Reproduce the listing below without any change.

-- RECORDS SUPPLIED start --

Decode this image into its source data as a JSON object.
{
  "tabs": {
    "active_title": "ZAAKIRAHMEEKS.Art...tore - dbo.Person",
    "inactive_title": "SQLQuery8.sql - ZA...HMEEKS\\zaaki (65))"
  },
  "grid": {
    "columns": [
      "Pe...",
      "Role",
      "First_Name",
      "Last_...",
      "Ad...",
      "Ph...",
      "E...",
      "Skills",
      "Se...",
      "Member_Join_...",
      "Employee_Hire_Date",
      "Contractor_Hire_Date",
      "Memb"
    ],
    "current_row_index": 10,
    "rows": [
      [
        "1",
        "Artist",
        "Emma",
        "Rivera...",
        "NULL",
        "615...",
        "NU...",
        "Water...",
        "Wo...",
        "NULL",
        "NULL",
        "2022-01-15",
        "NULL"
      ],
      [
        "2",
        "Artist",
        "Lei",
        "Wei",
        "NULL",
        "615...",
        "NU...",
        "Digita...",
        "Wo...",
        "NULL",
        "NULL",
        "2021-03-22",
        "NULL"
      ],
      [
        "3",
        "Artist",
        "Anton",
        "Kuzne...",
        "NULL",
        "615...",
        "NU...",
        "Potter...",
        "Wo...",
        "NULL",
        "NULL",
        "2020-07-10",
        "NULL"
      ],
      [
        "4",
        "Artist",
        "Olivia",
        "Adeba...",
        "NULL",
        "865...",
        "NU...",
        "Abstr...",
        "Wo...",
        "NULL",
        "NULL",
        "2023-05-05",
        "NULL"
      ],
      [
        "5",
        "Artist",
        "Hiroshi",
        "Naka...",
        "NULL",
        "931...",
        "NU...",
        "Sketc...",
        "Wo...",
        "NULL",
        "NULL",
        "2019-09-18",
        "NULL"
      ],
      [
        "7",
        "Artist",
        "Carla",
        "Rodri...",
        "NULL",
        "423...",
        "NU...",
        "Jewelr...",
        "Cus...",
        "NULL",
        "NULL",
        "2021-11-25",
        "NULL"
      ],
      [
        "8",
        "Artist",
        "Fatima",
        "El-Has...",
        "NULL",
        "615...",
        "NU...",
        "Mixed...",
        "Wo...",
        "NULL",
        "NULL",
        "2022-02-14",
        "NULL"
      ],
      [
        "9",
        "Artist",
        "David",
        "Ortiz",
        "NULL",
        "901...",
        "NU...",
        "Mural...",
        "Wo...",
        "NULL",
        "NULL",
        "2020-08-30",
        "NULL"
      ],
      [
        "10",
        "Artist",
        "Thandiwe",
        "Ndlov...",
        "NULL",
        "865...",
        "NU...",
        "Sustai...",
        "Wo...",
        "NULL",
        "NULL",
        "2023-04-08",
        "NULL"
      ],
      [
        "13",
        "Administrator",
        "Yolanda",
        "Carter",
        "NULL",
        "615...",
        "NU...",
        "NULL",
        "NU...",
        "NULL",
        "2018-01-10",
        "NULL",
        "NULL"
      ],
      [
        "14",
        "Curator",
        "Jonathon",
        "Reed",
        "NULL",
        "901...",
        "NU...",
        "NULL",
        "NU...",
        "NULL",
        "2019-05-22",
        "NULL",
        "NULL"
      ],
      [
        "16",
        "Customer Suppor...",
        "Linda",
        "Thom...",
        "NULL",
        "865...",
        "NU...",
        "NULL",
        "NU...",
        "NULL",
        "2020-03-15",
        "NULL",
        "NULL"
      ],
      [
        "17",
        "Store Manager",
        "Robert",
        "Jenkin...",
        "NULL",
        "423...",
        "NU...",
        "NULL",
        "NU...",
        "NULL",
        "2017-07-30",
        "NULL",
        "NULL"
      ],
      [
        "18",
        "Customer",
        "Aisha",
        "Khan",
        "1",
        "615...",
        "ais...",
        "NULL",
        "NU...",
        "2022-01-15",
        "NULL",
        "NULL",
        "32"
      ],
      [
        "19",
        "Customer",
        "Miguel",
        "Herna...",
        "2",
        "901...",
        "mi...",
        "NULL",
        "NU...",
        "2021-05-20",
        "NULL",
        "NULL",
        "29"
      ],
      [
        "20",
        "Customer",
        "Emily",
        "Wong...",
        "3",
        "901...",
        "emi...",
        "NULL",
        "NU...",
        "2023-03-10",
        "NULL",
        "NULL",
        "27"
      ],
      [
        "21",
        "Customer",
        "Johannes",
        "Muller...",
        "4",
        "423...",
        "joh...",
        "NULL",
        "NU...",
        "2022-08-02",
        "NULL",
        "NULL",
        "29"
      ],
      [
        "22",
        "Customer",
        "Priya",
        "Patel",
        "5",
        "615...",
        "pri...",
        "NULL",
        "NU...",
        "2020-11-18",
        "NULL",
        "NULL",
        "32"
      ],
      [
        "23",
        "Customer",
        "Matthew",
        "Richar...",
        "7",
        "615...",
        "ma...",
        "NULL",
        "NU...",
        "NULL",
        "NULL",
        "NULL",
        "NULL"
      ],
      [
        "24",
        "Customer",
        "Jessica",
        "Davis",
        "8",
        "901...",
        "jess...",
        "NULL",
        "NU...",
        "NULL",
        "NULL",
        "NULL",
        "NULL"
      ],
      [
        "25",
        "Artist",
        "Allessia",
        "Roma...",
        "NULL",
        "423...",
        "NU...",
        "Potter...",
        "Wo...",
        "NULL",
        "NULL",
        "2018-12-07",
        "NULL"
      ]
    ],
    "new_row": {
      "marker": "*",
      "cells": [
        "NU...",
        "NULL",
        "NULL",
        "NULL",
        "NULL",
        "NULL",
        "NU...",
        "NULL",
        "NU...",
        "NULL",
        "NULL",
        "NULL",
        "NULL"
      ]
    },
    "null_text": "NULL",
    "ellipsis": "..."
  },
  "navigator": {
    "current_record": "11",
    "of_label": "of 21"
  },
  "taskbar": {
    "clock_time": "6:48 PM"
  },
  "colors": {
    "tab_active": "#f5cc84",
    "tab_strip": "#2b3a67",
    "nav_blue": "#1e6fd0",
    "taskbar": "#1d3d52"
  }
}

-- RECORDS SUPPLIED end --

## THE RESULT
Decode this image into its source data as a JSON object.
{
  "tabs": {
    "active_title": "ZAAKIRAHMEEKS.Art...tore - dbo.Person",
    "inactive_title": "SQLQuery8.sql - ZA...HMEEKS\\zaaki (65))"
  },
  "grid": {
    "columns": [
      "Pe...",
      "Role",
      "First_Name",
      "Last_...",
      "Ad...",
      "Ph...",
      "E...",
      "Skills",
      "Se...",
      "Member_Join_...",
      "Employee_Hire_Date",
      "Contractor_Hire_Date",
      "Memb"
    ],
    "current_row_index": 10,
    "rows": [
      [
        "1",
        "Artist",
        "Emma",
        "Rivera...",
        "NULL",
        "615...",
        "NU...",
        "Water...",
        "Wo...",
        "NULL",
        "NULL",
        "2022-01-15",
        "NULL"
      ],
      [
        "2",
        "Artist",
        "Lei",
        "Wei",
        "NULL",
        "615...",
        "NU...",
        "Digita...",
        "Wo...",
        "NULL",
        "NULL",
        "2021-03-22",
        "NULL"
      ],
      [
        "3",
        "Artist",
        "Anton",
        "Kuzne...",
        "NULL",
        "615...",
        "NU...",
        "Potter...",
        "Wo...",
        "NULL",
        "NULL",
        "2020-07-10",
        "NULL"
      ],
      [
        "4",
        "Artist",
        "Olivia",
        "Adeba...",
        "NULL",
        "865...",
        "NU...",
        "Abstr...",
        "Wo...",
        "NULL",
        "NULL",
        "2023-05-05",
        "NULL"
      ],
      [
        "5",
        "Artist",
        "Hiroshi",
        "Naka...",
        "NULL",
        "931...",
        "NU...",
        "Sketc...",
        "Wo...",
        "NULL",
        "NULL",
        "2019-09-18",
        "NULL"
      ],
      [
        "7",
        "Artist",
        "Carla",
        "Rodri...",
        "NULL",
        "423...",
        "NU...",
        "Jewelr...",
        "Cus...",
        "NULL",
        "NULL",
        "2021-11-25",
        "NULL"
      ],
      [
        "8",
        "Artist",
        "Fatima",
        "El-Has...",
        "NULL",
        "615...",
        "NU...",
        "Mixed...",
        "Wo...",
        "NULL",
        "NULL",
        "2022-02-14",
        "NULL"
      ],
      [
        "9",
        "Artist",
        "David",
        "Ortiz",
        "NULL",
        "901...",
        "NU...",
        "Mural...",
        "Wo...",
        "NULL",
        "NULL",
        "2020-08-30",
        "NULL"
      ],
      [
        "10",
        "Artist",
        "Thandiwe",
        "Ndlov...",
        "NULL",
        "865...",
        "NU...",
        "Sustai...",
        "Wo...",
        "NULL",
        "NULL",
        "2023-04-08",
        "NULL"
      ],
      [
        "13",
        "Administrator",
        "Yolanda",
        "Carter",
        "NULL",
        "615...",
        "NU...",
        "NULL",
        "NU...",
        "NULL",
        "2018-01-10",
        "NULL",
        "NULL"
      ],
      [
        "14",
        "Curator",
        "Jonathon",
        "Reed",
        "NULL",
        "901...",
        "NU...",
        "NULL",
        "NU...",
        "NULL",
        "2019-05-22",
        "NULL",
        "NULL"
      ],
      [
        "16",
        "Customer Suppor...",
        "Linda",
        "Thom...",
        "NULL",
        "865...",
        "NU...",
        "NULL",
        "NU...",
        "NULL",
        "2020-03-15",
        "NULL",
        "NULL"
      ],
      [
        "17",
        "Store Manager",
        "Robert",
        "Jenkin...",
        "NULL",
        "423...",
        "NU...",
        "NULL",
        "NU...",
        "NULL",
        "2017-07-30",
        "NULL",
        "NULL"
      ],
      [
        "18",
        "Customer",
        "Aisha",
        "Khan",
        "1",
        "615...",
        "ais...",
        "NULL",
        "NU...",
        "2022-01-15",
        "NULL",
        "NULL",
        "32"
      ],
      [
        "19",
        "Customer",
        "Miguel",
        "Herna...",
        "2",
        "901...",
        "mi...",
        "NULL",
        "NU...",
        "2021-05-20",
        "NULL",
        "NULL",
        "29"
      ],
      [
        "20",
        "Customer",
        "Emily",
        "Wong...",
        "3",
        "901...",
        "emi...",
        "NULL",
        "NU...",
        "2023-03-10",
        "NULL",
        "NULL",
        "27"
      ],
      [
        "21",
        "Customer",
        "Johannes",
        "Muller...",
        "4",
        "423...",
        "joh...",
        "NULL",
        "NU...",
        "2022-08-02",
        "NULL",
        "NULL",
        "29"
      ],
      [
        "22",
        "Customer",
        "Priya",
        "Patel",
        "5",
        "615...",
        "pri...",
        "NULL",
        "NU...",
        "2020-11-18",
        "NULL",
        "NULL",
        "32"
      ],
      [
        "23",
        "Customer",
        "Matthew",
        "Richar...",
        "7",
        "615...",
        "ma...",
        "NULL",
        "NU...",
        "NULL",
        "NULL",
        "NULL",
        "NULL"
      ],
      [
        "24",
        "Customer",
        "Jessica",
        "Davis",
        "8",
        "901...",
        "jess...",
        "NULL",
        "NU...",
        "NULL",
        "NULL",
        "NULL",
        "NULL"
      ],
      [
        "25",
        "Artist",
        "Allessia",
        "Roma...",
        "NULL",
        "423...",
        "NU...",
        "Potter...",
        "Wo...",
        "NULL",
        "NULL",
        "2018-12-07",
        "NULL"
      ]
    ],
    "new_row": {
      "marker": "*",
      "cells": [
        "NU...",
        "NULL",
        "NULL",
        "NULL",
        "NULL",
        "NULL",
        "NU...",
        "NULL",
        "NU...",
        "NULL",
        "NULL",
        "NULL",
        "NULL"
      ]
    },
    "null_text": "NULL",
    "ellipsis": "..."
  },
  "navigator": {
    "current_record": "11",
    "of_label": "of 21"
  },
  "taskbar": {
    "clock_time": "6:48 PM"
  },
  "colors": {
    "tab_active": "#f5cc84",
    "tab_strip": "#2b3a67",
    "nav_blue": "#1e6fd0",
    "taskbar": "#1d3d52"
  }
}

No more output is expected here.